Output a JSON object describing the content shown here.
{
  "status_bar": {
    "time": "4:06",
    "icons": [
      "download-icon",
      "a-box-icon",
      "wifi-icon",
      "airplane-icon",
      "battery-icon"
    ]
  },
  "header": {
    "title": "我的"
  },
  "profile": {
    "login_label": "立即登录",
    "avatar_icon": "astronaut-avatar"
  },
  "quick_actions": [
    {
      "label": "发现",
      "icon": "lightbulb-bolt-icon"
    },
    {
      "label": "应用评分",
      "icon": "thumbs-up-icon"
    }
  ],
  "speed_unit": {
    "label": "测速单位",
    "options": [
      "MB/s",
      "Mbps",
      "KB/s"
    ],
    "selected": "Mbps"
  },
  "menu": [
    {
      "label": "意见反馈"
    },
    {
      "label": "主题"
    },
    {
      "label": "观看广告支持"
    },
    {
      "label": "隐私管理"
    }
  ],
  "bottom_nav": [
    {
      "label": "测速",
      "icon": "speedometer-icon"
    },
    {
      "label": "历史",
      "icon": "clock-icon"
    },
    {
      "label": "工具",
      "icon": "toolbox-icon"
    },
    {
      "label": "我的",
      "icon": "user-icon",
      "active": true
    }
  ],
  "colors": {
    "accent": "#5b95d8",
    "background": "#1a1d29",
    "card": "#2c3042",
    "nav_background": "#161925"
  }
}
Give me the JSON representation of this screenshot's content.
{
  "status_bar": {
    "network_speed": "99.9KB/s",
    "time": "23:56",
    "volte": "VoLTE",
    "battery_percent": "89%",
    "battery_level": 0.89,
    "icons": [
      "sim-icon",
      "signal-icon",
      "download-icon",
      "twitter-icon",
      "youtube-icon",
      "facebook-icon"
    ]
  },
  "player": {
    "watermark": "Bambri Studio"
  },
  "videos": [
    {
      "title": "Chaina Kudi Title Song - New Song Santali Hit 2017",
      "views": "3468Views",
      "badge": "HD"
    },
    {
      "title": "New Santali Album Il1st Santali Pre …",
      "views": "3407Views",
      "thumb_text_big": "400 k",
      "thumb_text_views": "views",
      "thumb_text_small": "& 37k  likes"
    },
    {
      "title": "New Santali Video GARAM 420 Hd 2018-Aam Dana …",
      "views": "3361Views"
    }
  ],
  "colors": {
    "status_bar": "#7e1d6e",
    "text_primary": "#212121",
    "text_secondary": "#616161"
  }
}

Task description. From the data, pick out every line that includes "title".

The reply.
    "title": "我的"
      "title": "Chaina Kudi Title Song - New Song Santali Hit 2017",
      "title": "New Santali Album Il1st Santali Pre …",
      "title": "New Santali Video GARAM 420 Hd 2018-Aam Dana …",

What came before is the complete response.